Task data

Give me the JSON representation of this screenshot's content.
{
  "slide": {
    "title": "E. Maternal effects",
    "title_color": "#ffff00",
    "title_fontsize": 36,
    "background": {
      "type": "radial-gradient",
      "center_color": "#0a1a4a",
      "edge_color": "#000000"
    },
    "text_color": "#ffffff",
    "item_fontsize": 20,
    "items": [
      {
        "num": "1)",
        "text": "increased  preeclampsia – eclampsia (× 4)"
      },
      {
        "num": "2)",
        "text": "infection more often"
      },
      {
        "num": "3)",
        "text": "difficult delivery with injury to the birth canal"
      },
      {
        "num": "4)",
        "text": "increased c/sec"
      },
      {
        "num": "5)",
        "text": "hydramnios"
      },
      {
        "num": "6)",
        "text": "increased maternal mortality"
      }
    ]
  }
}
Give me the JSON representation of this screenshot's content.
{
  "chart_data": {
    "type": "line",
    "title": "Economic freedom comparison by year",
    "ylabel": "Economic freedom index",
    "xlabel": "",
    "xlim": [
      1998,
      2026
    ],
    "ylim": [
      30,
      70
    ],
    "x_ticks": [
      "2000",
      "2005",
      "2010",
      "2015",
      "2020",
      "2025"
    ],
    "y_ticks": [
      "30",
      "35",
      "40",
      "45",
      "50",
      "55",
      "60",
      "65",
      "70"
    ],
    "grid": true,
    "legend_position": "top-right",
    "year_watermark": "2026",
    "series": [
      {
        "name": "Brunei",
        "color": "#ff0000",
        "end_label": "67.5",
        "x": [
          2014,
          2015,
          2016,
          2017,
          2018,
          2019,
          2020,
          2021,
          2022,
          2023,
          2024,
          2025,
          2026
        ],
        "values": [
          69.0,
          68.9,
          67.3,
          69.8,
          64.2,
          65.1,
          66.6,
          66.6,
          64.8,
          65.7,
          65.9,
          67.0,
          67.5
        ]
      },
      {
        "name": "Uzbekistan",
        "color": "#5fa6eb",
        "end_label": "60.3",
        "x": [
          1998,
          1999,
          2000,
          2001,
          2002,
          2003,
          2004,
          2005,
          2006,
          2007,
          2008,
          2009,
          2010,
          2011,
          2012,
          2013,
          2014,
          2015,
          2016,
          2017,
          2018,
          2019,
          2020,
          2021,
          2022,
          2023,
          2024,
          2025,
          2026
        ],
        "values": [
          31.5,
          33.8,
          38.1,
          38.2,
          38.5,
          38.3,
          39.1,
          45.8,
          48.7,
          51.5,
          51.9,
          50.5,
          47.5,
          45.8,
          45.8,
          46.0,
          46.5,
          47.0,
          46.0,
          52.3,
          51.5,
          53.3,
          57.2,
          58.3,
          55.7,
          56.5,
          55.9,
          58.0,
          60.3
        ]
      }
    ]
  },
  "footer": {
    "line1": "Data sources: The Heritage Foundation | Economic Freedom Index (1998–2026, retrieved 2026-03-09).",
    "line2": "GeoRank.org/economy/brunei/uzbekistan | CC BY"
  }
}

Your goal
Take the records above and return them exactly as written.

Exercise answer
Give me the JSON representation of this screenshot's content.
{
  "slide": {
    "title": "E. Maternal effects",
    "title_color": "#ffff00",
    "title_fontsize": 36,
    "background": {
      "type": "radial-gradient",
      "center_color": "#0a1a4a",
      "edge_color": "#000000"
    },
    "text_color": "#ffffff",
    "item_fontsize": 20,
    "items": [
      {
        "num": "1)",
        "text": "increased  preeclampsia – eclampsia (× 4)"
      },
      {
        "num": "2)",
        "text": "infection more often"
      },
      {
        "num": "3)",
        "text": "difficult delivery with injury to the birth canal"
      },
      {
        "num": "4)",
        "text": "increased c/sec"
      },
      {
        "num": "5)",
        "text": "hydramnios"
      },
      {
        "num": "6)",
        "text": "increased maternal mortality"
      }
    ]
  }
}
Give me the JSON representation of this screenshot's content.
{
  "chart_data": {
    "type": "line",
    "title": "Economic freedom comparison by year",
    "ylabel": "Economic freedom index",
    "xlabel": "",
    "xlim": [
      1998,
      2026
    ],
    "ylim": [
      30,
      70
    ],
    "x_ticks": [
      "2000",
      "2005",
      "2010",
      "2015",
      "2020",
      "2025"
    ],
    "y_ticks": [
      "30",
      "35",
      "40",
      "45",
      "50",
      "55",
      "60",
      "65",
      "70"
    ],
    "grid": true,
    "legend_position": "top-right",
    "year_watermark": "2026",
    "series": [
      {
        "name": "Brunei",
        "color": "#ff0000",
        "end_label": "67.5",
        "x": [
          2014,
          2015,
          2016,
          2017,
          2018,
          2019,
          2020,
          2021,
          2022,
          2023,
          2024,
          2025,
          2026
        ],
        "values": [
          69.0,
          68.9,
          67.3,
          69.8,
          64.2,
          65.1,
          66.6,
          66.6,
          64.8,
          65.7,
          65.9,
          67.0,
          67.5
        ]
      },
      {
        "name": "Uzbekistan",
        "color": "#5fa6eb",
        "end_label": "60.3",
        "x": [
          1998,
          1999,
          2000,
          2001,
          2002,
          2003,
          2004,
          2005,
          2006,
          2007,
          2008,
          2009,
          2010,
          2011,
          2012,
          2013,
          2014,
          2015,
          2016,
          2017,
          2018,
          2019,
          2020,
          2021,
          2022,
          2023,
          2024,
          2025,
          2026
        ],
        "values": [
          31.5,
          33.8,
          38.1,
          38.2,
          38.5,
          38.3,
          39.1,
          45.8,
          48.7,
          51.5,
          51.9,
          50.5,
          47.5,
          45.8,
          45.8,
          46.0,
          46.5,
          47.0,
          46.0,
          52.3,
          51.5,
          53.3,
          57.2,
          58.3,
          55.7,
          56.5,
          55.9,
          58.0,
          60.3
        ]
      }
    ]
  },
  "footer": {
    "line1": "Data sources: The Heritage Foundation | Economic Freedom Index (1998–2026, retrieved 2026-03-09).",
    "line2": "GeoRank.org/economy/brunei/uzbekistan | CC BY"
  }
}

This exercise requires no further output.